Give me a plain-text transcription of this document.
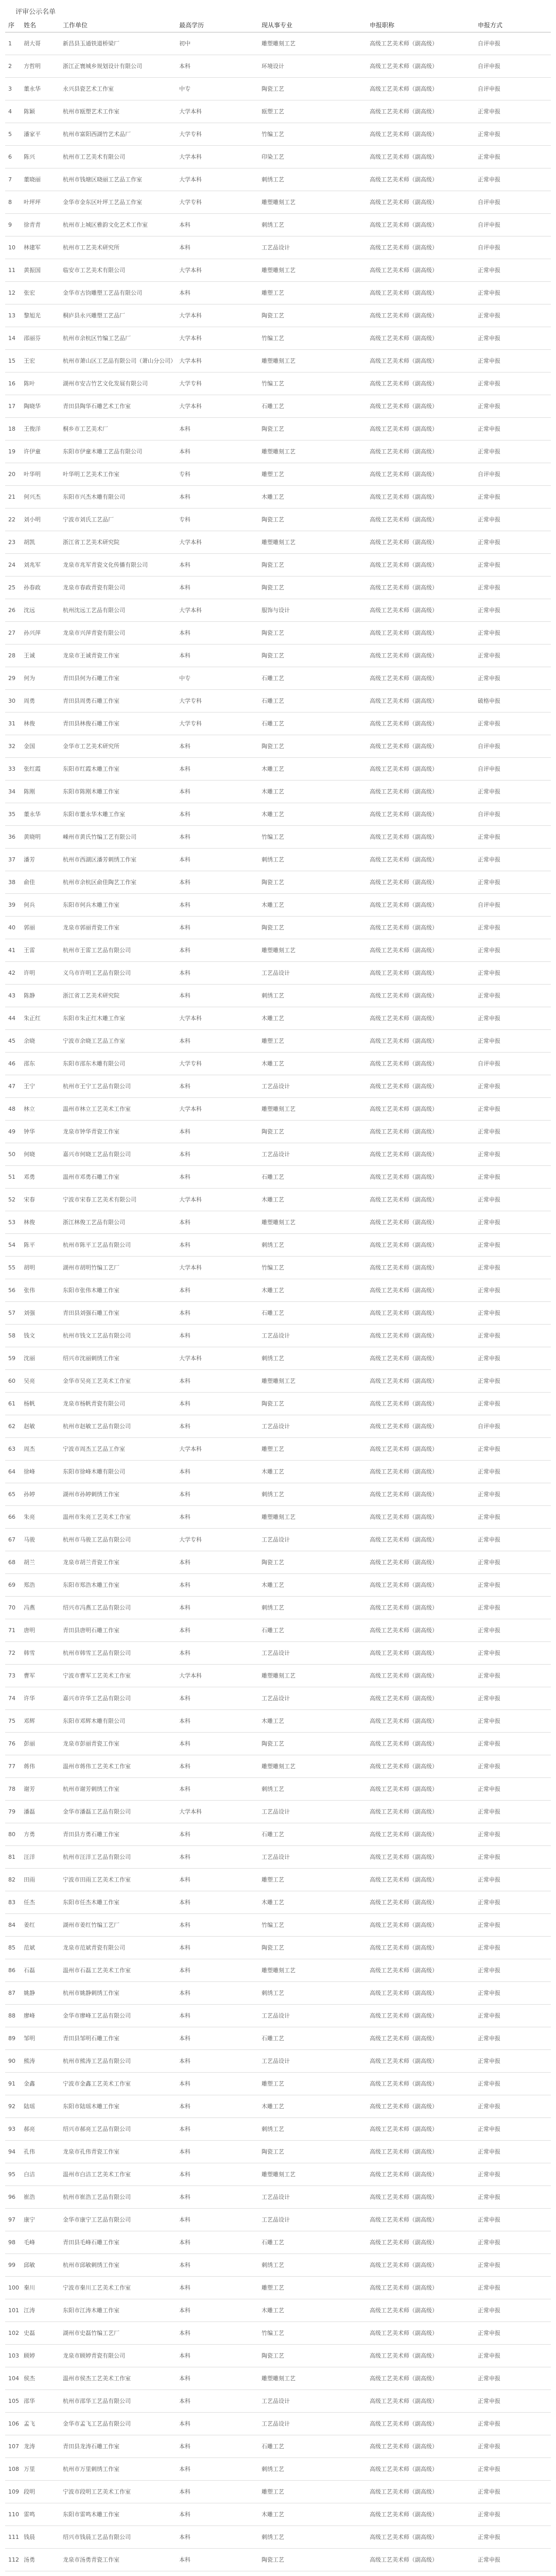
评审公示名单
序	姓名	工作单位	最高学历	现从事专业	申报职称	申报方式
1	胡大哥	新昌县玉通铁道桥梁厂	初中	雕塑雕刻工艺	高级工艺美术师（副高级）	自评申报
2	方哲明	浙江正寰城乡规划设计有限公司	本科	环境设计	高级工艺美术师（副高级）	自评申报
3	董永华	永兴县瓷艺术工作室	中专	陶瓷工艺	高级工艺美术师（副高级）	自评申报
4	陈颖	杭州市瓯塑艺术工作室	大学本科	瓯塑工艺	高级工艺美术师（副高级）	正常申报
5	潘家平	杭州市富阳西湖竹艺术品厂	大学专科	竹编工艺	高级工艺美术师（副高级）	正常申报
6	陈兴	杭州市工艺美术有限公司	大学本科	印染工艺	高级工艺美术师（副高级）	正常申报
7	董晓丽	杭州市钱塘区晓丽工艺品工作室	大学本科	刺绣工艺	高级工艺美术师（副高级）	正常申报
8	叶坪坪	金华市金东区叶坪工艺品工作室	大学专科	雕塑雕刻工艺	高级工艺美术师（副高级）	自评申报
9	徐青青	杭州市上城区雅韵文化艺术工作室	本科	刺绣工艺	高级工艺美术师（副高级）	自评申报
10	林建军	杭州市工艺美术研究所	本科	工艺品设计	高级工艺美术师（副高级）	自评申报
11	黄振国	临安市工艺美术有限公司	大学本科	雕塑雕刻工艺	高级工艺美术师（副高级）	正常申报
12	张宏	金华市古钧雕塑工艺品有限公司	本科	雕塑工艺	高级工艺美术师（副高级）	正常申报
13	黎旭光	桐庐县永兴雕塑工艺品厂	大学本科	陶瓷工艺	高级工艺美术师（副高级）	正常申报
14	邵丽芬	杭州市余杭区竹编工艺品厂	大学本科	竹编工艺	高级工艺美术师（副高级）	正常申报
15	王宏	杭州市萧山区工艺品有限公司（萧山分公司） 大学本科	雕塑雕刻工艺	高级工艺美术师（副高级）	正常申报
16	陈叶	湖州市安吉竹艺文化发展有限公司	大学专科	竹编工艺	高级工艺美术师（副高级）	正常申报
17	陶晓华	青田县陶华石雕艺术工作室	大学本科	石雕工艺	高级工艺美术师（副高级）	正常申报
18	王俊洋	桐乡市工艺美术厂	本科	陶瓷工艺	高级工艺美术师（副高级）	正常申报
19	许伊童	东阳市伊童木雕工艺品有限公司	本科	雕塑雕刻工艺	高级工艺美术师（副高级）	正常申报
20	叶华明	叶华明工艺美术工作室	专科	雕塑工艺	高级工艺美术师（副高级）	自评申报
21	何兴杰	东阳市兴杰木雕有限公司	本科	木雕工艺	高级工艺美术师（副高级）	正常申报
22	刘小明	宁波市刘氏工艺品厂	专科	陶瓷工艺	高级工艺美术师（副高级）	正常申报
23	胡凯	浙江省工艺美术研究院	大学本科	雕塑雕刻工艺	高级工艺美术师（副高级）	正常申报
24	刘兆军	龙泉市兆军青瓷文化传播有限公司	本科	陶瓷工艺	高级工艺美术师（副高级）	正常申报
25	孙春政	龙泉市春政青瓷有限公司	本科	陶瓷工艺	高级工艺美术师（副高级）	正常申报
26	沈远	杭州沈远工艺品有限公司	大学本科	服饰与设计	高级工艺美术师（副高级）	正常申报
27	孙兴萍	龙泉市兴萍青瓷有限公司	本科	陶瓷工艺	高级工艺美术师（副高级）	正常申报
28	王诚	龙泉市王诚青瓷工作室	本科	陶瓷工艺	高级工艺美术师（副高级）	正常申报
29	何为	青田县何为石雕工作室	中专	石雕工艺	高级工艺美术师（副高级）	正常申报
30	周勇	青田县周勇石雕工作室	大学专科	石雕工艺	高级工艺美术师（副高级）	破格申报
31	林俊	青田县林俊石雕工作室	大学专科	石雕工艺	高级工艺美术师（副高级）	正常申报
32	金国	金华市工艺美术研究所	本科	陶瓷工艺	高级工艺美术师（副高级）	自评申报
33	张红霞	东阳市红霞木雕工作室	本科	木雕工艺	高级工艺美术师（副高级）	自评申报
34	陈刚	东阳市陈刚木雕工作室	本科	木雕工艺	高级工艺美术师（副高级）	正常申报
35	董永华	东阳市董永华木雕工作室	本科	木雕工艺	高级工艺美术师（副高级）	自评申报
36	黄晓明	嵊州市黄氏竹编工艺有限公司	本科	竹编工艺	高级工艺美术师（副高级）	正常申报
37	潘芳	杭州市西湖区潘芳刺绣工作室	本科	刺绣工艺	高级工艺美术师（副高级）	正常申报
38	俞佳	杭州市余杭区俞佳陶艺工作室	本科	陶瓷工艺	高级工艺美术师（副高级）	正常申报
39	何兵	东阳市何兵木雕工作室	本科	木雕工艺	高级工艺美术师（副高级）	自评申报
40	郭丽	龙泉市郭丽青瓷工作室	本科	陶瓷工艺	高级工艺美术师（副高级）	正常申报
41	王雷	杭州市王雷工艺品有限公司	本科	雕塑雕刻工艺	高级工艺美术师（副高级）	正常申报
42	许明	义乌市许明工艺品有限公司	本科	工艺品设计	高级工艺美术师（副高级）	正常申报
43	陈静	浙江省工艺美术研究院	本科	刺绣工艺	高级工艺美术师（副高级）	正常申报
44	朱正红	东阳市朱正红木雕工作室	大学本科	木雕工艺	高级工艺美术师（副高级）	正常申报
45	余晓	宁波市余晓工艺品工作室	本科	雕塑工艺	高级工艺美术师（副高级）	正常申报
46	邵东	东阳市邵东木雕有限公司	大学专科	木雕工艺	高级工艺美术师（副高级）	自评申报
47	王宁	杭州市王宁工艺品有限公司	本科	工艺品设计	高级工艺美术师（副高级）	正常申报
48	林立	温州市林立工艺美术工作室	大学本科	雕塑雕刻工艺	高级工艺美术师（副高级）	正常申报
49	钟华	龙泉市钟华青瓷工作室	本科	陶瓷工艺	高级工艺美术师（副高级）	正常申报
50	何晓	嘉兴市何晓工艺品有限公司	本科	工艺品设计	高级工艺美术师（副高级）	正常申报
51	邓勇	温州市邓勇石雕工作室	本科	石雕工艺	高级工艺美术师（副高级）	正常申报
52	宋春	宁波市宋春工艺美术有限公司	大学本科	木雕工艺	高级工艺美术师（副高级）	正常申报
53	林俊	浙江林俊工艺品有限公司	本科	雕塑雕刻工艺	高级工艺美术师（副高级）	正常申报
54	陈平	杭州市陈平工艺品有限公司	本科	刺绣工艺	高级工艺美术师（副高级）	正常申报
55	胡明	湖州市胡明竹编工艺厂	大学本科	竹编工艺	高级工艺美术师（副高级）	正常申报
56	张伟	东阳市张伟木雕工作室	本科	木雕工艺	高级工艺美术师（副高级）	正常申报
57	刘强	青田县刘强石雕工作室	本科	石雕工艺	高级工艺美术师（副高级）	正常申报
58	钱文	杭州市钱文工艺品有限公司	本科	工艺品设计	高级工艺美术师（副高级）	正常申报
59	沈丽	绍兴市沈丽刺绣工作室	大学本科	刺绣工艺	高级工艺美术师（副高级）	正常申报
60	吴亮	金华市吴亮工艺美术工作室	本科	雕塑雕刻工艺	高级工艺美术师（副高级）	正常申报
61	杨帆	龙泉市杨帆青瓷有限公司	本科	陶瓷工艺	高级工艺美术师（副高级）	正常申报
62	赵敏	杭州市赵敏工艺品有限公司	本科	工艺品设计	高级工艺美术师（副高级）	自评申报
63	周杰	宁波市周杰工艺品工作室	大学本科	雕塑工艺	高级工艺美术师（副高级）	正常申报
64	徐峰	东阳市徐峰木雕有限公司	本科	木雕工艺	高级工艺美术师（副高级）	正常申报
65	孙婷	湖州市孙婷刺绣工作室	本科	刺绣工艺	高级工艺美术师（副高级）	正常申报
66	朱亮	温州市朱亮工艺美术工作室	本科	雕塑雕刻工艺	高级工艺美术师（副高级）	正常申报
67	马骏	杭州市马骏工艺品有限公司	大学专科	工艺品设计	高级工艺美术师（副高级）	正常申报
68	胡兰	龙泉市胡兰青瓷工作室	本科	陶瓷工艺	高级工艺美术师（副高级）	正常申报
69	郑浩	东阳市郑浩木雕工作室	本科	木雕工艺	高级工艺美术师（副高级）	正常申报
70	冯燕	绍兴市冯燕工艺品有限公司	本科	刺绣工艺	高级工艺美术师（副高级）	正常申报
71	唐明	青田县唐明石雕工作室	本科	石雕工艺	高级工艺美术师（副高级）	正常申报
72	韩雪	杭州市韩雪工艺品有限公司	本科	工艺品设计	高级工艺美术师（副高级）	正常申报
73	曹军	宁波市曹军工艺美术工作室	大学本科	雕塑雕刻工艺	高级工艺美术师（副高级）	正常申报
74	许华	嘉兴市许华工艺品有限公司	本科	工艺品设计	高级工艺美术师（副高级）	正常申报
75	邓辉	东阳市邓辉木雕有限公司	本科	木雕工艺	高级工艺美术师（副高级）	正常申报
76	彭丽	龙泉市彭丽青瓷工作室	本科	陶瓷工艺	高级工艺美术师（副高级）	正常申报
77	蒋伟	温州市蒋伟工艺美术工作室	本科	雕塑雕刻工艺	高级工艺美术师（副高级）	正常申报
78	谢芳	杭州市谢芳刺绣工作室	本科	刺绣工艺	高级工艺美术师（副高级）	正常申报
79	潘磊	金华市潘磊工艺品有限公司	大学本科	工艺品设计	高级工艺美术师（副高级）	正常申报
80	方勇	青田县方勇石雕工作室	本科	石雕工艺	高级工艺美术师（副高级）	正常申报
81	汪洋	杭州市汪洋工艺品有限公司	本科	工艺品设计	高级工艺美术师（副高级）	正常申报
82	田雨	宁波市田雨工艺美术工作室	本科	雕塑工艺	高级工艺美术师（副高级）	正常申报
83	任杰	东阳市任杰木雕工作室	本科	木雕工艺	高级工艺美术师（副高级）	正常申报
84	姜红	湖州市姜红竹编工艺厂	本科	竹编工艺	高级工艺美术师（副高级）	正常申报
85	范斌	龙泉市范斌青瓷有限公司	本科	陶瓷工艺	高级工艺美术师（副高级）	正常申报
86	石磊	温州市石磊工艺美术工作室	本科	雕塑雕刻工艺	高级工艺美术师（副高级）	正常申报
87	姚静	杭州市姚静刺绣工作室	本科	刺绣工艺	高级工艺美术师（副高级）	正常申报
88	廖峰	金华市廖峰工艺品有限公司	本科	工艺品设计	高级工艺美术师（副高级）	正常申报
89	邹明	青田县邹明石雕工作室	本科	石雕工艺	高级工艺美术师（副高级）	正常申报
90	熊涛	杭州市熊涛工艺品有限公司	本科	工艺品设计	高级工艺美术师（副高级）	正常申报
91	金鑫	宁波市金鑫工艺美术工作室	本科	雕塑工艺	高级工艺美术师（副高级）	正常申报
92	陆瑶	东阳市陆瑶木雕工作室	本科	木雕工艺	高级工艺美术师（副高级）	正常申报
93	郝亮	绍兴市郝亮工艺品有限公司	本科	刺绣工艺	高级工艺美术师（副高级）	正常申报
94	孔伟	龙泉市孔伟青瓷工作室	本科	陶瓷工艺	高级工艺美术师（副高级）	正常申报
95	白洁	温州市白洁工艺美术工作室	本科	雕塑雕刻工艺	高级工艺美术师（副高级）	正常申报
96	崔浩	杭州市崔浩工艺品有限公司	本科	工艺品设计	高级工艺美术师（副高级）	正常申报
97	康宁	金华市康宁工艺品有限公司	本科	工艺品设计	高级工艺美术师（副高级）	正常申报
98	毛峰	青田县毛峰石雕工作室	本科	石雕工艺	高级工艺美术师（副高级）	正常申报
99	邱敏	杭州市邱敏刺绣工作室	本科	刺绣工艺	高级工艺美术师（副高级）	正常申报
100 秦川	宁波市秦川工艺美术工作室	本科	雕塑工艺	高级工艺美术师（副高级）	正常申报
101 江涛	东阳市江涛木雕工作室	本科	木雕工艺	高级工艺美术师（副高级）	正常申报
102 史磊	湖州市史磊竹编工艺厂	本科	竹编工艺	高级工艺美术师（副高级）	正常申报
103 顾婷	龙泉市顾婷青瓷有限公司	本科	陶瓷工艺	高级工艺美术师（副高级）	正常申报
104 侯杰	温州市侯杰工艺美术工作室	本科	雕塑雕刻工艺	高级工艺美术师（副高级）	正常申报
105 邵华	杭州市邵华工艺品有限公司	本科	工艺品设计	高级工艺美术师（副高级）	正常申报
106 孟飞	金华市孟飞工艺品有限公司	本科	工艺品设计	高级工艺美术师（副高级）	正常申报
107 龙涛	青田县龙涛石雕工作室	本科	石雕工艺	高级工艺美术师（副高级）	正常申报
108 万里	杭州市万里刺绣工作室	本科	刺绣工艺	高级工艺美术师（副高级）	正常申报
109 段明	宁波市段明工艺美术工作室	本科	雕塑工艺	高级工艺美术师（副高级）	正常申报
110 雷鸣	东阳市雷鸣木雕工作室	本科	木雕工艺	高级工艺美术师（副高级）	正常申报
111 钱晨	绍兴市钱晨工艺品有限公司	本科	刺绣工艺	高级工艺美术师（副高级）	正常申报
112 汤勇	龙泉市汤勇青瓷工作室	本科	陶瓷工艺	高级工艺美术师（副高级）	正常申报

### TASK PROMPT
Collect the lines of the records that include the string "大学专科".

### EXERCISE RESULT
5	潘家平	杭州市富阳西湖竹艺术品厂	大学专科	竹编工艺	高级工艺美术师（副高级）	正常申报
8	叶坪坪	金华市金东区叶坪工艺品工作室	大学专科	雕塑雕刻工艺	高级工艺美术师（副高级）	自评申报
16	陈叶	湖州市安吉竹艺文化发展有限公司	大学专科	竹编工艺	高级工艺美术师（副高级）	正常申报
30	周勇	青田县周勇石雕工作室	大学专科	石雕工艺	高级工艺美术师（副高级）	破格申报
31	林俊	青田县林俊石雕工作室	大学专科	石雕工艺	高级工艺美术师（副高级）	正常申报
46	邵东	东阳市邵东木雕有限公司	大学专科	木雕工艺	高级工艺美术师（副高级）	自评申报
67	马骏	杭州市马骏工艺品有限公司	大学专科	工艺品设计	高级工艺美术师（副高级）	正常申报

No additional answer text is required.